### Documento de origem
Revoada na floresta tucana

Opinião
Guaíra, 16 de agosto de 2017 - 09h22

Os tucanos, apontados como os bichos que mais gostam de pousar em cima dos muros, vivem momentos críticos nesse ciclo de turbulências por que passa o país. O partido da social-democracia brasileira, o PSDB, está rachado. A fissura se acentuou por ocasião da votação na Câmara sobre a denúncia feita pelo Procurador Geral da República, encaminhada ao STF, envolvendo o presidente da República. A Câmara acabou rejeitando por 263 votos a autorização pedida pela alta Corte para investigar o presidente, com a bancada tucana dando 22 votos a favor de Temer contra 21.

Um spot publicitário, veiculado esta semana, avisa que o partido, no programa partidário a ser veiculado dia 17 próximo, vai “admitir erros” cometidos no passado. O racha se alarga, eis que parcela dos tucanos não admite a confissão pública que o presidente interino da sigla, senador Tasso Jereissati, endossa. O partido se aproxima da Torre de Babel e uma profusão de vozes e barulhos impacta a unidade partidária, ameaçando a necessária integração de forças, fator absolutamente indispensável para que o PSDB seja forte protagonista no pleito presidencial de 2018.

A crise vivida pelo partido não é coisa recente. Já faz um bom tempo que os tucanos enxergam sua identidade coberta de fumaça, após consideráveis perdas de massa doutrinária. Por ocasião de sua fundação, o PSDB apresentou ao país um denso documento, com a descrição da social-democracia que queria implantar. Ali estavam os fundamentos do Estado do Bem Estar Social (Welfare State), com pontuações agudas sobre o papel do Estado na economia, acumulação de capital e distribuição igualitária de ganhos para a sociedade, crescimento econômico, geração de empregos,  ordem social, liberdades democráticas etc. Apontava sua distinção de partidos liberais, a partir da preocupação com o bem-estar coletivo, e a meta de combate à pobreza e à exclusão social.

Os fundadores do partido em 1988 (Mário Covas, Franco Montoro, Fernando Henrique, José Serra, entre muitos), inspiravam-se na modelagem de forte tradição democrata que se podia ver na Alemanha, Suécia, França, Inglaterra, Holanda e Espanha. Mais adiante,  o país elegeu o sociólogo Fernando Henrique, o schollar do tucanato, elevado ao cargo em virtude do bem-sucedido Plano Real, peça fundamental na arquitetura socioeconômica que resgatou os deteriorados eixos de nossa economia. Mas a social- democracia acabou se transformando em gigantesca encruzilhada em que se encontraram grandes e médios partidos do país: PMDB, PFL/DEM, PT, depois PSB, PDT, PTB e os entes criados nos laboratórios da desideologização, esses que se aglomeram hoje no espaço que se designa de centrão.

### Dados fornecidos
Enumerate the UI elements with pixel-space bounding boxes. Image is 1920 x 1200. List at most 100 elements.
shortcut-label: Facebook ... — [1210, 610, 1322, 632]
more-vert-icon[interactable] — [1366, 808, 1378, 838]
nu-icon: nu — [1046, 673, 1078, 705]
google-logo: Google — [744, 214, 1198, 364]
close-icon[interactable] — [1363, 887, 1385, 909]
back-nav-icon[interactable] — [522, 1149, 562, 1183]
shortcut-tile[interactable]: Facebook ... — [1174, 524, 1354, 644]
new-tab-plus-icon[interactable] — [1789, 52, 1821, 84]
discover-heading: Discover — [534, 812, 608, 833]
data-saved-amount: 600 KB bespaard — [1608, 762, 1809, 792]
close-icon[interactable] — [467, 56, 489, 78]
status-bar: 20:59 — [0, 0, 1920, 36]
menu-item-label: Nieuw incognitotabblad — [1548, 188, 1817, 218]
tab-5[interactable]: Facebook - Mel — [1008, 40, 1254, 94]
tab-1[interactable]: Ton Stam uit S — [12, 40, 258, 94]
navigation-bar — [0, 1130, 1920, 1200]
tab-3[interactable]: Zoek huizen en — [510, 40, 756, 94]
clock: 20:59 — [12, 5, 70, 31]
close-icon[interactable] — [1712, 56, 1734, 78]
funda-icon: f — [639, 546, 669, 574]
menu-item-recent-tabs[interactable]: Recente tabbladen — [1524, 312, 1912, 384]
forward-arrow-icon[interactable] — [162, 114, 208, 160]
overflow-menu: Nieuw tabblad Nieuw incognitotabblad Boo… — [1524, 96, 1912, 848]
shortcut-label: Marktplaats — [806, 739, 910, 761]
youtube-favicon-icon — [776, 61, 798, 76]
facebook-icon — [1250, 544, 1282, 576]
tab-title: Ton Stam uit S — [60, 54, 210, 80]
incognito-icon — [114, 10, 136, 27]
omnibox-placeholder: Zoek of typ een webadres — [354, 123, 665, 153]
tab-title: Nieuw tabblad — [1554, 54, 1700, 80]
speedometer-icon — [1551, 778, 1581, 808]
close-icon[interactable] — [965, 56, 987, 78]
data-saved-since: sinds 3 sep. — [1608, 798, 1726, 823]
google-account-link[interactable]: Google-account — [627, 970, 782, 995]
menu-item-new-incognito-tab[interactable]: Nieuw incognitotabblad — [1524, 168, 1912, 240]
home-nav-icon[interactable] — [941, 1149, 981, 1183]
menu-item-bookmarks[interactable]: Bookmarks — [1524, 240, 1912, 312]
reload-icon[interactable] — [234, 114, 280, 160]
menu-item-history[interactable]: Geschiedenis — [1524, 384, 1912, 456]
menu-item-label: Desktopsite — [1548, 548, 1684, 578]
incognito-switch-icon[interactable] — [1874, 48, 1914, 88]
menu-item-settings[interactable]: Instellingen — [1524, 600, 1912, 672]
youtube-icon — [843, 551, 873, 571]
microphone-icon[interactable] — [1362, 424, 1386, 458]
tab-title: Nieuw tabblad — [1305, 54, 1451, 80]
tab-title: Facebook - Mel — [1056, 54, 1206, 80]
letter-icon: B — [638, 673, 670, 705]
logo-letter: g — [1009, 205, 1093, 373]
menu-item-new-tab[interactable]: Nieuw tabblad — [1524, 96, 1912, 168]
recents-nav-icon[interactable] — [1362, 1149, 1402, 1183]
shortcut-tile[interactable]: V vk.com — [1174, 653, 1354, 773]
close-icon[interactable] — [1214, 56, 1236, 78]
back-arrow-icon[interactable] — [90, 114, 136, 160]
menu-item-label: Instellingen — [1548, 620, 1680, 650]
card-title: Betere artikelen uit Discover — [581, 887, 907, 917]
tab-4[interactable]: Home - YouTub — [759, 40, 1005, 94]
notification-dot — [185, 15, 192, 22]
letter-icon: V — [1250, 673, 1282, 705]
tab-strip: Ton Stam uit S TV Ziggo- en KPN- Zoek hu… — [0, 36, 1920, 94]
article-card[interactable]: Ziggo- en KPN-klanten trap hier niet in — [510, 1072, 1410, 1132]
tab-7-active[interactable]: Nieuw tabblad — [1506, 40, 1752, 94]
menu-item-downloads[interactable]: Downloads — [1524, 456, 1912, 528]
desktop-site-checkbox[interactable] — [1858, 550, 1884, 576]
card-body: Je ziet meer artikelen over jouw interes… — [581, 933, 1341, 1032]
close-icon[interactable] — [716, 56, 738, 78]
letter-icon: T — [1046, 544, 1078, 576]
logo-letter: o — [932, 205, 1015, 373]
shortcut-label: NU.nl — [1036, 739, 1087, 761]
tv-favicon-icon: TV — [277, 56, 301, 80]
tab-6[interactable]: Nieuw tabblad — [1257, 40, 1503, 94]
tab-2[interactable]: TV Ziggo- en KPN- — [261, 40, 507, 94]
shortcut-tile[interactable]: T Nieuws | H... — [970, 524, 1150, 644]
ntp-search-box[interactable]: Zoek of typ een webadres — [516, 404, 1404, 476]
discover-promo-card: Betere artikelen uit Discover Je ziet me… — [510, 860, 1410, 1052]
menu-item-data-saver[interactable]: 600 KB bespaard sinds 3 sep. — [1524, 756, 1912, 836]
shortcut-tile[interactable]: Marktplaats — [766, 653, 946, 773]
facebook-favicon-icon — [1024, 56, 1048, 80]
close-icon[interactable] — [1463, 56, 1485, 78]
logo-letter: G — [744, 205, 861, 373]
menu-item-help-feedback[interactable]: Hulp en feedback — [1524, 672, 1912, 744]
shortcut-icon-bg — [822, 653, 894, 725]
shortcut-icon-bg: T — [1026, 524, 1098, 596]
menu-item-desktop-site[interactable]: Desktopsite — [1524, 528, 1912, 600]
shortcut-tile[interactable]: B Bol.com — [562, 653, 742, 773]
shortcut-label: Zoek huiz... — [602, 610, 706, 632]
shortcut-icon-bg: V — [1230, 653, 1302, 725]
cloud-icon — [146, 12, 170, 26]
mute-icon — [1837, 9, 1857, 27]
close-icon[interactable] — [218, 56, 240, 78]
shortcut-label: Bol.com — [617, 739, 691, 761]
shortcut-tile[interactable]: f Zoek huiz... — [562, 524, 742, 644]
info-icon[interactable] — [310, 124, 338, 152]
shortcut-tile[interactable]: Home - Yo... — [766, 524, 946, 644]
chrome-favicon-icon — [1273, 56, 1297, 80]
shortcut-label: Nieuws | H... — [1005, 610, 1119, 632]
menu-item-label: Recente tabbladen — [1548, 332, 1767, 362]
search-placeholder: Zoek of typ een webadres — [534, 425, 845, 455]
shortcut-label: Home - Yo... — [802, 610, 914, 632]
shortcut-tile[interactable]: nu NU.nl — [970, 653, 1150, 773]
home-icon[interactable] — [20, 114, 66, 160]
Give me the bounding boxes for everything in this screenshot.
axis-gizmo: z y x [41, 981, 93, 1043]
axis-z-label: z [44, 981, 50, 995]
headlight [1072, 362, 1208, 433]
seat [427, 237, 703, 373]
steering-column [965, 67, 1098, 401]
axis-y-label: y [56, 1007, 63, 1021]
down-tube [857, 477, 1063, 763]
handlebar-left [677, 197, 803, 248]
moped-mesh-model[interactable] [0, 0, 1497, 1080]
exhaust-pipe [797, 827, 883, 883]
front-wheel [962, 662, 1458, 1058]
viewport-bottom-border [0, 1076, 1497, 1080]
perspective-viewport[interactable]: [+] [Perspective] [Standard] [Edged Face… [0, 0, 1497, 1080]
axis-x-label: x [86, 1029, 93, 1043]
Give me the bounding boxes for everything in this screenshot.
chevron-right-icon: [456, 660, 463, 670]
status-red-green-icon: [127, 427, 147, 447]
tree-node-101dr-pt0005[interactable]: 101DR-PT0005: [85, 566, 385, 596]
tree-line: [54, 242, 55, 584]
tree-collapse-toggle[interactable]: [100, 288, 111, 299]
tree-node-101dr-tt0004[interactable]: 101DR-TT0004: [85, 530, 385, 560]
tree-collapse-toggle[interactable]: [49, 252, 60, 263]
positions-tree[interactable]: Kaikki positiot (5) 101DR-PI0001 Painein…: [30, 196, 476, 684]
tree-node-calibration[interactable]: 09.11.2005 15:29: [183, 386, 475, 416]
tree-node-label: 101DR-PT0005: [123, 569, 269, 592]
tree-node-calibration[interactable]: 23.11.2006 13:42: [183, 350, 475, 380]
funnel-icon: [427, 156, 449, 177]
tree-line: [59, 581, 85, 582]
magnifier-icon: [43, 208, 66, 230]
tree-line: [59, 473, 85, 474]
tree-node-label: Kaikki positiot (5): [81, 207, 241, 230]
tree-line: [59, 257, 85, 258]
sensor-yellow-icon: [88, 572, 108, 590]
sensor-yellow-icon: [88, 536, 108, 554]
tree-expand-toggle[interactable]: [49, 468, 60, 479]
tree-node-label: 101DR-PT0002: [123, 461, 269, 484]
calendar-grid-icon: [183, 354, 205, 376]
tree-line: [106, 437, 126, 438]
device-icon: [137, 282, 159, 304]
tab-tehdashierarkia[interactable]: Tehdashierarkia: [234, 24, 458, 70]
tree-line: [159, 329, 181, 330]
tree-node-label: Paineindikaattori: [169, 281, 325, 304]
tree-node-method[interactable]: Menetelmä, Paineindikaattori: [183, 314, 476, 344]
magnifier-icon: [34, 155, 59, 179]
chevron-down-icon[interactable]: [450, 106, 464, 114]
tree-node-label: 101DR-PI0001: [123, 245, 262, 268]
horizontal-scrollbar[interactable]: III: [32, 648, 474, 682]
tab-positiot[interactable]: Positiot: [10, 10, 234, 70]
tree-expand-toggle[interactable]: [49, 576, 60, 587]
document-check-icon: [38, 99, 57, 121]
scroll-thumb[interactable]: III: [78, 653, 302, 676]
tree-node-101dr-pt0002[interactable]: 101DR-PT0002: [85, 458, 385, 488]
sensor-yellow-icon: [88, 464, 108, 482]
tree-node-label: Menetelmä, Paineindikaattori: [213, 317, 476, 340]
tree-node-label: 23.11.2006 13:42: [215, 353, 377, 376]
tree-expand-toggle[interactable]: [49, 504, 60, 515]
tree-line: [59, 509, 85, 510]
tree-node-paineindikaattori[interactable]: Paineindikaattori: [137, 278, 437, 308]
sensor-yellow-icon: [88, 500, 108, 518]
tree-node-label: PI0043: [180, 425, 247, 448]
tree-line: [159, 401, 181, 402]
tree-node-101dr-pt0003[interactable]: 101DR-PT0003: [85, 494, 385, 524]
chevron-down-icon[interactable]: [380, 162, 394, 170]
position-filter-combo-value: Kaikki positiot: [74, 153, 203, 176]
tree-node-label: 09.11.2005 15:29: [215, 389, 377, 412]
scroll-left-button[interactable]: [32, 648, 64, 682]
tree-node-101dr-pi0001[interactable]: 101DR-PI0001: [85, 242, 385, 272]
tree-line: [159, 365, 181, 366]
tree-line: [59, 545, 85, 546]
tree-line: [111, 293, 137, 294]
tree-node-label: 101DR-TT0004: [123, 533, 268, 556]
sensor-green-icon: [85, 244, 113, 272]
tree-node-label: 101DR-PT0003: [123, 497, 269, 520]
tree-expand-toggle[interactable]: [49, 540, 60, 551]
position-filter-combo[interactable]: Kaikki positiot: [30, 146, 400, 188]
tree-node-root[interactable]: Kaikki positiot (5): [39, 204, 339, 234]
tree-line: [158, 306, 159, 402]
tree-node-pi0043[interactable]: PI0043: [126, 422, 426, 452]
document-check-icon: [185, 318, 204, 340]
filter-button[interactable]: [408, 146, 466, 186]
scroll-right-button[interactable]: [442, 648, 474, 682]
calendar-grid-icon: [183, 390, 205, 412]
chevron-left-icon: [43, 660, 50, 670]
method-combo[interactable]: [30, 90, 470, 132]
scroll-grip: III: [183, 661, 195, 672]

### Tarefas a executar
#1 Responda com base no artigo de opinião sobre o PSDB:
(a) Quantos votos a bancada tucana deu a favor de Temer na votação da Câmara?
(b) Em que dia será veiculado o programa partidário mencionado no spot publicitário?
(c) Em que ano, segundo o artigo, os fundadores criaram o partido?
#2 Imprima o trecho do artigo de opinião sobre o PSDB que começa nas palavras “A crise vivida” e termina após “à exclusão social.”, sem alterar nenhum caractere.
Use exclusivamente o artigo de opinião sobre o PSDB como fonte.

### Respostas
#1
(a) 22 votos.
(b) No dia 17.
(c) Em 1988.

#2
A crise vivida pelo partido não é coisa recente. Já faz um bom tempo que os tucanos enxergam sua identidade coberta de fumaça, após consideráveis perdas de massa doutrinária. Por ocasião de sua fundação, o PSDB apresentou ao país um denso documento, com a descrição da social-democracia que queria implantar. Ali estavam os fundamentos do Estado do Bem Estar Social (Welfare State), com pontuações agudas sobre o papel do Estado na economia, acumulação de capital e distribuição igualitária de ganhos para a sociedade, crescimento econômico, geração de empregos,  ordem social, liberdades democráticas etc. Apontava sua distinção de partidos liberais, a partir da preocupação com o bem-estar coletivo, e a meta de combate à pobreza e à exclusão social.